WRITTEN TASK: Reproduce each of the following lines word for word, keeping their order.

STORED RECORDS:
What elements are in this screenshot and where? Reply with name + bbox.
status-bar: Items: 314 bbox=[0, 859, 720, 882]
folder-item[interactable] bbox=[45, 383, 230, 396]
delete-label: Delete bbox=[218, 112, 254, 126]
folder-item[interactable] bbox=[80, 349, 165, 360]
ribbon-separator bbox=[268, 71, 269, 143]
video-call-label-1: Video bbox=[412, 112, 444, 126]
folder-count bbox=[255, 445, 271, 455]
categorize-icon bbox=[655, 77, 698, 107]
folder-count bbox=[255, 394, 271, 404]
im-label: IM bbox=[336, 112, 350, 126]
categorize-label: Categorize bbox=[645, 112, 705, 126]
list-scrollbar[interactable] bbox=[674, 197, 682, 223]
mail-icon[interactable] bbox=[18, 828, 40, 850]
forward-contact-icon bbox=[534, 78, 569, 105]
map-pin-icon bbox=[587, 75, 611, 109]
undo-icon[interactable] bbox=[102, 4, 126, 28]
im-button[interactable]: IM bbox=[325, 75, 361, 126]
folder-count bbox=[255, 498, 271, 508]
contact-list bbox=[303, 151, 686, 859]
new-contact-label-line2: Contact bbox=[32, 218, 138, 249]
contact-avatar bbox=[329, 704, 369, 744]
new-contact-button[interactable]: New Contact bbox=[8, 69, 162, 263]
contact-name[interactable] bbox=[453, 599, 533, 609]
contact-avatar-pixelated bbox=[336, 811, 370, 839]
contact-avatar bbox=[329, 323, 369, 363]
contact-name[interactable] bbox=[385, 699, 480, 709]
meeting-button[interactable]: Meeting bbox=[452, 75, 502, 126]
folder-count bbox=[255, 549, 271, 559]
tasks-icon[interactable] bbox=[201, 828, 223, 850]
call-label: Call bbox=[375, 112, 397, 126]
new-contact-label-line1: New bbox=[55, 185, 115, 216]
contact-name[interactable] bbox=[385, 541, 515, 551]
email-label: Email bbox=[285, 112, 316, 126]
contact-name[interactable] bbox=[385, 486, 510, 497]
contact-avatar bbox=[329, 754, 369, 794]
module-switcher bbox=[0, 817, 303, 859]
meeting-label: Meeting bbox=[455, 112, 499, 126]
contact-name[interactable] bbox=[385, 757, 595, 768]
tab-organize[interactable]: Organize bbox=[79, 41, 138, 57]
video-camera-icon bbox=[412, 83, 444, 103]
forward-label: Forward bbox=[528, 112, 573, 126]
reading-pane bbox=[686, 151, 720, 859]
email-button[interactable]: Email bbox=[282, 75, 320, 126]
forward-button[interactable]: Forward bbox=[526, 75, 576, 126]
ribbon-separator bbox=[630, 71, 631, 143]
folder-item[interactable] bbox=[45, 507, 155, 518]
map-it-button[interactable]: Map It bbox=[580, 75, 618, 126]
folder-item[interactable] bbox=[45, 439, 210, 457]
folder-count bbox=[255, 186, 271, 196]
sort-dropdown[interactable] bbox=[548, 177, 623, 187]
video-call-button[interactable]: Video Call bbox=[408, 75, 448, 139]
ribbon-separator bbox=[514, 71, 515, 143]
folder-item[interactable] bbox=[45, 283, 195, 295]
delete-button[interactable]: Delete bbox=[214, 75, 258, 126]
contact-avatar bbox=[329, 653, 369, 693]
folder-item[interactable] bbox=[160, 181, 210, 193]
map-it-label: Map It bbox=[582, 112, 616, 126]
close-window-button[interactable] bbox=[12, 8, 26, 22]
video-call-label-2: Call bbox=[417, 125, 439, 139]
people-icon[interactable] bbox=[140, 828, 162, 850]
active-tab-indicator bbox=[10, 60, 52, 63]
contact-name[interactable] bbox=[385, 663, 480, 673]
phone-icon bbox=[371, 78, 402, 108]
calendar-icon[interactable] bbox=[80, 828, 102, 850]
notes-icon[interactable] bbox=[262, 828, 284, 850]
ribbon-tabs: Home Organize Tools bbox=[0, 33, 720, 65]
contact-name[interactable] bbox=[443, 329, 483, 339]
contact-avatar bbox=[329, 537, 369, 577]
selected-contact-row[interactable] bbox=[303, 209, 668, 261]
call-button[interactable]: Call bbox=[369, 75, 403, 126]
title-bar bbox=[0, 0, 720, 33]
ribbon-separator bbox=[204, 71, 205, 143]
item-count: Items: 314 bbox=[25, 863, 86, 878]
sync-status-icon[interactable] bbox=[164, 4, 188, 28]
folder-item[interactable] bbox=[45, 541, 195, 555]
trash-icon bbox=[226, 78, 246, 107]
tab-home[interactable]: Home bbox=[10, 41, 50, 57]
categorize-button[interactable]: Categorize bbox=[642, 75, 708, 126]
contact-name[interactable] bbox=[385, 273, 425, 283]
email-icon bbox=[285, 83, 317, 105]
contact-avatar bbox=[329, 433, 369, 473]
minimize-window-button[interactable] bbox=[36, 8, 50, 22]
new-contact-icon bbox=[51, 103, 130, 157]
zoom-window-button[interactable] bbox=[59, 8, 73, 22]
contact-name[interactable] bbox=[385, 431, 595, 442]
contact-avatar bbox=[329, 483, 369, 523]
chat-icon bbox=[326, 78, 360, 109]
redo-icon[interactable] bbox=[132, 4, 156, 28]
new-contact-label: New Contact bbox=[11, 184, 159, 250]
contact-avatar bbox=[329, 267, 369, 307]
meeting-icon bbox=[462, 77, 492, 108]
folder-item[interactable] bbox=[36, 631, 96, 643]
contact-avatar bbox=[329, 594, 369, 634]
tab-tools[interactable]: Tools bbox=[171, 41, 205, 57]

COMPLETE ANSWER:
What elements are in this screenshot and where? Reply with name + bbox.
status-bar: Items: 314 bbox=[0, 859, 720, 882]
folder-item[interactable] bbox=[45, 383, 230, 396]
delete-label: Delete bbox=[218, 112, 254, 126]
folder-item[interactable] bbox=[80, 349, 165, 360]
ribbon-separator bbox=[268, 71, 269, 143]
video-call-label-1: Video bbox=[412, 112, 444, 126]
folder-count bbox=[255, 445, 271, 455]
categorize-icon bbox=[655, 77, 698, 107]
folder-count bbox=[255, 394, 271, 404]
im-label: IM bbox=[336, 112, 350, 126]
categorize-label: Categorize bbox=[645, 112, 705, 126]
list-scrollbar[interactable] bbox=[674, 197, 682, 223]
mail-icon[interactable] bbox=[18, 828, 40, 850]
forward-contact-icon bbox=[534, 78, 569, 105]
map-pin-icon bbox=[587, 75, 611, 109]
undo-icon[interactable] bbox=[102, 4, 126, 28]
im-button[interactable]: IM bbox=[325, 75, 361, 126]
folder-count bbox=[255, 498, 271, 508]
contact-list bbox=[303, 151, 686, 859]
new-contact-label-line2: Contact bbox=[32, 218, 138, 249]
contact-avatar bbox=[329, 704, 369, 744]
new-contact-button[interactable]: New Contact bbox=[8, 69, 162, 263]
contact-name[interactable] bbox=[453, 599, 533, 609]
contact-avatar-pixelated bbox=[336, 811, 370, 839]
contact-avatar bbox=[329, 323, 369, 363]
contact-name[interactable] bbox=[385, 699, 480, 709]
meeting-button[interactable]: Meeting bbox=[452, 75, 502, 126]
folder-count bbox=[255, 549, 271, 559]
tasks-icon[interactable] bbox=[201, 828, 223, 850]
call-label: Call bbox=[375, 112, 397, 126]
new-contact-label-line1: New bbox=[55, 185, 115, 216]
contact-name[interactable] bbox=[385, 541, 515, 551]
email-label: Email bbox=[285, 112, 316, 126]
contact-name[interactable] bbox=[385, 486, 510, 497]
contact-avatar bbox=[329, 754, 369, 794]
module-switcher bbox=[0, 817, 303, 859]
meeting-label: Meeting bbox=[455, 112, 499, 126]
contact-name[interactable] bbox=[385, 757, 595, 768]
tab-organize[interactable]: Organize bbox=[79, 41, 138, 57]
video-camera-icon bbox=[412, 83, 444, 103]
forward-label: Forward bbox=[528, 112, 573, 126]
reading-pane bbox=[686, 151, 720, 859]
email-button[interactable]: Email bbox=[282, 75, 320, 126]
forward-button[interactable]: Forward bbox=[526, 75, 576, 126]
ribbon-separator bbox=[630, 71, 631, 143]
folder-item[interactable] bbox=[45, 507, 155, 518]
map-it-button[interactable]: Map It bbox=[580, 75, 618, 126]
folder-item[interactable] bbox=[45, 439, 210, 457]
folder-count bbox=[255, 186, 271, 196]
sort-dropdown[interactable] bbox=[548, 177, 623, 187]
video-call-button[interactable]: Video Call bbox=[408, 75, 448, 139]
ribbon-separator bbox=[514, 71, 515, 143]
folder-item[interactable] bbox=[45, 283, 195, 295]
delete-button[interactable]: Delete bbox=[214, 75, 258, 126]
contact-avatar bbox=[329, 653, 369, 693]
folder-item[interactable] bbox=[160, 181, 210, 193]
map-it-label: Map It bbox=[582, 112, 616, 126]
close-window-button[interactable] bbox=[12, 8, 26, 22]
video-call-label-2: Call bbox=[417, 125, 439, 139]
people-icon[interactable] bbox=[140, 828, 162, 850]
active-tab-indicator bbox=[10, 60, 52, 63]
contact-name[interactable] bbox=[385, 663, 480, 673]
phone-icon bbox=[371, 78, 402, 108]
calendar-icon[interactable] bbox=[80, 828, 102, 850]
notes-icon[interactable] bbox=[262, 828, 284, 850]
ribbon-tabs: Home Organize Tools bbox=[0, 33, 720, 65]
contact-name[interactable] bbox=[443, 329, 483, 339]
contact-avatar bbox=[329, 537, 369, 577]
selected-contact-row[interactable] bbox=[303, 209, 668, 261]
call-button[interactable]: Call bbox=[369, 75, 403, 126]
title-bar bbox=[0, 0, 720, 33]
ribbon-separator bbox=[204, 71, 205, 143]
item-count: Items: 314 bbox=[25, 863, 86, 878]
sync-status-icon[interactable] bbox=[164, 4, 188, 28]
folder-item[interactable] bbox=[45, 541, 195, 555]
trash-icon bbox=[226, 78, 246, 107]
tab-home[interactable]: Home bbox=[10, 41, 50, 57]
categorize-button[interactable]: Categorize bbox=[642, 75, 708, 126]
contact-name[interactable] bbox=[385, 273, 425, 283]
email-icon bbox=[285, 83, 317, 105]
contact-avatar bbox=[329, 433, 369, 473]
minimize-window-button[interactable] bbox=[36, 8, 50, 22]
new-contact-icon bbox=[51, 103, 130, 157]
zoom-window-button[interactable] bbox=[59, 8, 73, 22]
contact-name[interactable] bbox=[385, 431, 595, 442]
contact-avatar bbox=[329, 483, 369, 523]
chat-icon bbox=[326, 78, 360, 109]
redo-icon[interactable] bbox=[132, 4, 156, 28]
new-contact-label: New Contact bbox=[11, 184, 159, 250]
contact-avatar bbox=[329, 267, 369, 307]
meeting-icon bbox=[462, 77, 492, 108]
folder-item[interactable] bbox=[36, 631, 96, 643]
contact-avatar bbox=[329, 594, 369, 634]
tab-tools[interactable]: Tools bbox=[171, 41, 205, 57]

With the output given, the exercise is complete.